## Task
Could you write out the listing below again, exactly?

## Dataset extract

*** Begin section ***

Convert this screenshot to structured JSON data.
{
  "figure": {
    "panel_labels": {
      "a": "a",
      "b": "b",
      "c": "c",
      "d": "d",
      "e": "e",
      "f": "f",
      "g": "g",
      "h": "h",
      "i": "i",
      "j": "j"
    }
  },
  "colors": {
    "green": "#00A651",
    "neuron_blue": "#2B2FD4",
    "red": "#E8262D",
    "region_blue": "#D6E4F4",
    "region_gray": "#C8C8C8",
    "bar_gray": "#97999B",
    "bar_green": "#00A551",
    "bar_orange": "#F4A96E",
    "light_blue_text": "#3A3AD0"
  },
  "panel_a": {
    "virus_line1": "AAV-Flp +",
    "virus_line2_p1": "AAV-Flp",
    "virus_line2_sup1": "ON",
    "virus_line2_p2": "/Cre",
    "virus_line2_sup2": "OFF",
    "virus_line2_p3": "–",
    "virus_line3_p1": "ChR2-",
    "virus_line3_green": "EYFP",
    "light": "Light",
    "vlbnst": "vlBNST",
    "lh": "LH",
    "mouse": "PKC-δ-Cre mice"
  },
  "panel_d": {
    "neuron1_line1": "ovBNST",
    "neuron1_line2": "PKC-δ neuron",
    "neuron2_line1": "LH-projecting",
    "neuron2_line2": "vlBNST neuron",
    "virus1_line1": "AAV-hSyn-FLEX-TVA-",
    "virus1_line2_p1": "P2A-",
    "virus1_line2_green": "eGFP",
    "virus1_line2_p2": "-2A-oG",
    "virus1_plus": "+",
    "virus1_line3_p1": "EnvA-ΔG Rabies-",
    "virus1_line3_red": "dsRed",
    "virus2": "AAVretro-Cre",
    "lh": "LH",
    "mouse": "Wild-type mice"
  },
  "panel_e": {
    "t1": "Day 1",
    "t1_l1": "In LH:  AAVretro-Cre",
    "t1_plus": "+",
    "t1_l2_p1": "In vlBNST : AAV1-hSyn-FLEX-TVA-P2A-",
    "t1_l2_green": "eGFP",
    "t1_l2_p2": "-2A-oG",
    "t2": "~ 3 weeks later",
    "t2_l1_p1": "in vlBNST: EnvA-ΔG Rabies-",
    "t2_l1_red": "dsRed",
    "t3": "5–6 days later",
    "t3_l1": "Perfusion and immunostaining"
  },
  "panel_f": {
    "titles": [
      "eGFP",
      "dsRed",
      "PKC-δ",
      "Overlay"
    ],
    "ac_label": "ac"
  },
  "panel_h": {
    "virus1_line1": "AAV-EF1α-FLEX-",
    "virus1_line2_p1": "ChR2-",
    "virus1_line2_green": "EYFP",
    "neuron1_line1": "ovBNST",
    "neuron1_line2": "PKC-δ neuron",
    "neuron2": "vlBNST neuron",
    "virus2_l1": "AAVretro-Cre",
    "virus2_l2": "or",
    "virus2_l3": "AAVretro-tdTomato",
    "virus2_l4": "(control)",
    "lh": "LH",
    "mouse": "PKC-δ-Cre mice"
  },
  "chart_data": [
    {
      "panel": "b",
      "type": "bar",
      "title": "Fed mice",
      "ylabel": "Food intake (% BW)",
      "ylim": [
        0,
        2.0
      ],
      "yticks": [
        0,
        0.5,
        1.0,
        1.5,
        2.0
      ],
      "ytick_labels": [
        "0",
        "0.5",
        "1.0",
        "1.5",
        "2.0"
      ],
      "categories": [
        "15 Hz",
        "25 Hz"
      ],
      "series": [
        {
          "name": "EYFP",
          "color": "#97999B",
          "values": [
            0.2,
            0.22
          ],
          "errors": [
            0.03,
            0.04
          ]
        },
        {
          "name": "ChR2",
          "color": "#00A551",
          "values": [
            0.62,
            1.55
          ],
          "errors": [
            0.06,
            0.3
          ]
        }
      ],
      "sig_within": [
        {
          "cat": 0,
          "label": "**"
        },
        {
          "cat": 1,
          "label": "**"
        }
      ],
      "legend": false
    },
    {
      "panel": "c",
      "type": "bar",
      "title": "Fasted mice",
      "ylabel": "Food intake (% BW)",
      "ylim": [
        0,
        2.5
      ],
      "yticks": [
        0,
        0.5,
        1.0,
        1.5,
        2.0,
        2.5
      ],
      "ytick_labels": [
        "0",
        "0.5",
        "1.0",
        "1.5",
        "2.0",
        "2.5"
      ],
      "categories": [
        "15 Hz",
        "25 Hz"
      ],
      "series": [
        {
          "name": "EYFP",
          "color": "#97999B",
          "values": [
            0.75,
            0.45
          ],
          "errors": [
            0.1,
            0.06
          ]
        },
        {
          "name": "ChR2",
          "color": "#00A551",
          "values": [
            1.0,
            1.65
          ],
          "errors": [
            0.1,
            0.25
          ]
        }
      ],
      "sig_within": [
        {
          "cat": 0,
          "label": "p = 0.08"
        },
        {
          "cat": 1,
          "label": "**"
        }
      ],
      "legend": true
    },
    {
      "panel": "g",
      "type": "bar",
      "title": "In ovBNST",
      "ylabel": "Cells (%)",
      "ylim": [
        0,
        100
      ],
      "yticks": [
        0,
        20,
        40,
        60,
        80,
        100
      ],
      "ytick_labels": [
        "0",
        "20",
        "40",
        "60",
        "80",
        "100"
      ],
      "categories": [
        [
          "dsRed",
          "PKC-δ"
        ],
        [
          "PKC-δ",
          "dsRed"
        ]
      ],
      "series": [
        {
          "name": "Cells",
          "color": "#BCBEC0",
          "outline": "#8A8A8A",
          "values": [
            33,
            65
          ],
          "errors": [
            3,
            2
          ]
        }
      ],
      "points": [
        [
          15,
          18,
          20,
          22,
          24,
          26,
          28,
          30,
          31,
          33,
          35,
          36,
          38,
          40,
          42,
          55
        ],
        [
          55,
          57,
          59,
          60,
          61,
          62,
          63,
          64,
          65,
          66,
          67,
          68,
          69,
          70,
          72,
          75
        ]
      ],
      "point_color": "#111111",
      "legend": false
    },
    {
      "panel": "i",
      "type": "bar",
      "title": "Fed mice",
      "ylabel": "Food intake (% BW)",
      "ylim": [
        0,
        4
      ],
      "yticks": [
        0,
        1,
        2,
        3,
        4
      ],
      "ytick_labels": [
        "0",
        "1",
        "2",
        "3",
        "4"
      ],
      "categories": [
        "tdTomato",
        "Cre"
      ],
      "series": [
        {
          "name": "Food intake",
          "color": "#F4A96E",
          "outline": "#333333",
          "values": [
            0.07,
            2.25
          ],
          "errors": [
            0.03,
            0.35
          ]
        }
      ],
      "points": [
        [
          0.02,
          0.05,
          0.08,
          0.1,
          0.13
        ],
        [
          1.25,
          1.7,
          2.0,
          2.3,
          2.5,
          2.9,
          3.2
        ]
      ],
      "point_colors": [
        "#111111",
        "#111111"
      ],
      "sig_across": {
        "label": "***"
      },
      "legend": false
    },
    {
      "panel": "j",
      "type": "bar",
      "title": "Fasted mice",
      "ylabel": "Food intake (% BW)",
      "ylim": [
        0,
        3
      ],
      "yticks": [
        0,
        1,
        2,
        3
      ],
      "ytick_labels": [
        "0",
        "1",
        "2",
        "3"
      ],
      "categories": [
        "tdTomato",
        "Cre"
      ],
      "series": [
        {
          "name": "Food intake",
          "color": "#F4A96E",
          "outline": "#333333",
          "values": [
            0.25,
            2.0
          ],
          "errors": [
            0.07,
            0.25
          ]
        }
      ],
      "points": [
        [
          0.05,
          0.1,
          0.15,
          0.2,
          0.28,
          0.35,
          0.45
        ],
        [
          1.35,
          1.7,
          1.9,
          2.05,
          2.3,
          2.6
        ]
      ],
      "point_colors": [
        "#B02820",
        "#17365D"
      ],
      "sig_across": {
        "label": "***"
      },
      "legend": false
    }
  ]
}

*** End section ***

## Result of the exercise
Convert this screenshot to structured JSON data.
{
  "figure": {
    "panel_labels": {
      "a": "a",
      "b": "b",
      "c": "c",
      "d": "d",
      "e": "e",
      "f": "f",
      "g": "g",
      "h": "h",
      "i": "i",
      "j": "j"
    }
  },
  "colors": {
    "green": "#00A651",
    "neuron_blue": "#2B2FD4",
    "red": "#E8262D",
    "region_blue": "#D6E4F4",
    "region_gray": "#C8C8C8",
    "bar_gray": "#97999B",
    "bar_green": "#00A551",
    "bar_orange": "#F4A96E",
    "light_blue_text": "#3A3AD0"
  },
  "panel_a": {
    "virus_line1": "AAV-Flp +",
    "virus_line2_p1": "AAV-Flp",
    "virus_line2_sup1": "ON",
    "virus_line2_p2": "/Cre",
    "virus_line2_sup2": "OFF",
    "virus_line2_p3": "–",
    "virus_line3_p1": "ChR2-",
    "virus_line3_green": "EYFP",
    "light": "Light",
    "vlbnst": "vlBNST",
    "lh": "LH",
    "mouse": "PKC-δ-Cre mice"
  },
  "panel_d": {
    "neuron1_line1": "ovBNST",
    "neuron1_line2": "PKC-δ neuron",
    "neuron2_line1": "LH-projecting",
    "neuron2_line2": "vlBNST neuron",
    "virus1_line1": "AAV-hSyn-FLEX-TVA-",
    "virus1_line2_p1": "P2A-",
    "virus1_line2_green": "eGFP",
    "virus1_line2_p2": "-2A-oG",
    "virus1_plus": "+",
    "virus1_line3_p1": "EnvA-ΔG Rabies-",
    "virus1_line3_red": "dsRed",
    "virus2": "AAVretro-Cre",
    "lh": "LH",
    "mouse": "Wild-type mice"
  },
  "panel_e": {
    "t1": "Day 1",
    "t1_l1": "In LH:  AAVretro-Cre",
    "t1_plus": "+",
    "t1_l2_p1": "In vlBNST : AAV1-hSyn-FLEX-TVA-P2A-",
    "t1_l2_green": "eGFP",
    "t1_l2_p2": "-2A-oG",
    "t2": "~ 3 weeks later",
    "t2_l1_p1": "in vlBNST: EnvA-ΔG Rabies-",
    "t2_l1_red": "dsRed",
    "t3": "5–6 days later",
    "t3_l1": "Perfusion and immunostaining"
  },
  "panel_f": {
    "titles": [
      "eGFP",
      "dsRed",
      "PKC-δ",
      "Overlay"
    ],
    "ac_label": "ac"
  },
  "panel_h": {
    "virus1_line1": "AAV-EF1α-FLEX-",
    "virus1_line2_p1": "ChR2-",
    "virus1_line2_green": "EYFP",
    "neuron1_line1": "ovBNST",
    "neuron1_line2": "PKC-δ neuron",
    "neuron2": "vlBNST neuron",
    "virus2_l1": "AAVretro-Cre",
    "virus2_l2": "or",
    "virus2_l3": "AAVretro-tdTomato",
    "virus2_l4": "(control)",
    "lh": "LH",
    "mouse": "PKC-δ-Cre mice"
  },
  "chart_data": [
    {
      "panel": "b",
      "type": "bar",
      "title": "Fed mice",
      "ylabel": "Food intake (% BW)",
      "ylim": [
        0,
        2.0
      ],
      "yticks": [
        0,
        0.5,
        1.0,
        1.5,
        2.0
      ],
      "ytick_labels": [
        "0",
        "0.5",
        "1.0",
        "1.5",
        "2.0"
      ],
      "categories": [
        "15 Hz",
        "25 Hz"
      ],
      "series": [
        {
          "name": "EYFP",
          "color": "#97999B",
          "values": [
            0.2,
            0.22
          ],
          "errors": [
            0.03,
            0.04
          ]
        },
        {
          "name": "ChR2",
          "color": "#00A551",
          "values": [
            0.62,
            1.55
          ],
          "errors": [
            0.06,
            0.3
          ]
        }
      ],
      "sig_within": [
        {
          "cat": 0,
          "label": "**"
        },
        {
          "cat": 1,
          "label": "**"
        }
      ],
      "legend": false
    },
    {
      "panel": "c",
      "type": "bar",
      "title": "Fasted mice",
      "ylabel": "Food intake (% BW)",
      "ylim": [
        0,
        2.5
      ],
      "yticks": [
        0,
        0.5,
        1.0,
        1.5,
        2.0,
        2.5
      ],
      "ytick_labels": [
        "0",
        "0.5",
        "1.0",
        "1.5",
        "2.0",
        "2.5"
      ],
      "categories": [
        "15 Hz",
        "25 Hz"
      ],
      "series": [
        {
          "name": "EYFP",
          "color": "#97999B",
          "values": [
            0.75,
            0.45
          ],
          "errors": [
            0.1,
            0.06
          ]
        },
        {
          "name": "ChR2",
          "color": "#00A551",
          "values": [
            1.0,
            1.65
          ],
          "errors": [
            0.1,
            0.25
          ]
        }
      ],
      "sig_within": [
        {
          "cat": 0,
          "label": "p = 0.08"
        },
        {
          "cat": 1,
          "label": "**"
        }
      ],
      "legend": true
    },
    {
      "panel": "g",
      "type": "bar",
      "title": "In ovBNST",
      "ylabel": "Cells (%)",
      "ylim": [
        0,
        100
      ],
      "yticks": [
        0,
        20,
        40,
        60,
        80,
        100
      ],
      "ytick_labels": [
        "0",
        "20",
        "40",
        "60",
        "80",
        "100"
      ],
      "categories": [
        [
          "dsRed",
          "PKC-δ"
        ],
        [
          "PKC-δ",
          "dsRed"
        ]
      ],
      "series": [
        {
          "name": "Cells",
          "color": "#BCBEC0",
          "outline": "#8A8A8A",
          "values": [
            33,
            65
          ],
          "errors": [
            3,
            2
          ]
        }
      ],
      "points": [
        [
          15,
          18,
          20,
          22,
          24,
          26,
          28,
          30,
          31,
          33,
          35,
          36,
          38,
          40,
          42,
          55
        ],
        [
          55,
          57,
          59,
          60,
          61,
          62,
          63,
          64,
          65,
          66,
          67,
          68,
          69,
          70,
          72,
          75
        ]
      ],
      "point_color": "#111111",
      "legend": false
    },
    {
      "panel": "i",
      "type": "bar",
      "title": "Fed mice",
      "ylabel": "Food intake (% BW)",
      "ylim": [
        0,
        4
      ],
      "yticks": [
        0,
        1,
        2,
        3,
        4
      ],
      "ytick_labels": [
        "0",
        "1",
        "2",
        "3",
        "4"
      ],
      "categories": [
        "tdTomato",
        "Cre"
      ],
      "series": [
        {
          "name": "Food intake",
          "color": "#F4A96E",
          "outline": "#333333",
          "values": [
            0.07,
            2.25
          ],
          "errors": [
            0.03,
            0.35
          ]
        }
      ],
      "points": [
        [
          0.02,
          0.05,
          0.08,
          0.1,
          0.13
        ],
        [
          1.25,
          1.7,
          2.0,
          2.3,
          2.5,
          2.9,
          3.2
        ]
      ],
      "point_colors": [
        "#111111",
        "#111111"
      ],
      "sig_across": {
        "label": "***"
      },
      "legend": false
    },
    {
      "panel": "j",
      "type": "bar",
      "title": "Fasted mice",
      "ylabel": "Food intake (% BW)",
      "ylim": [
        0,
        3
      ],
      "yticks": [
        0,
        1,
        2,
        3
      ],
      "ytick_labels": [
        "0",
        "1",
        "2",
        "3"
      ],
      "categories": [
        "tdTomato",
        "Cre"
      ],
      "series": [
        {
          "name": "Food intake",
          "color": "#F4A96E",
          "outline": "#333333",
          "values": [
            0.25,
            2.0
          ],
          "errors": [
            0.07,
            0.25
          ]
        }
      ],
      "points": [
        [
          0.05,
          0.1,
          0.15,
          0.2,
          0.28,
          0.35,
          0.45
        ],
        [
          1.35,
          1.7,
          1.9,
          2.05,
          2.3,
          2.6
        ]
      ],
      "point_colors": [
        "#B02820",
        "#17365D"
      ],
      "sig_across": {
        "label": "***"
      },
      "legend": false
    }
  ]
}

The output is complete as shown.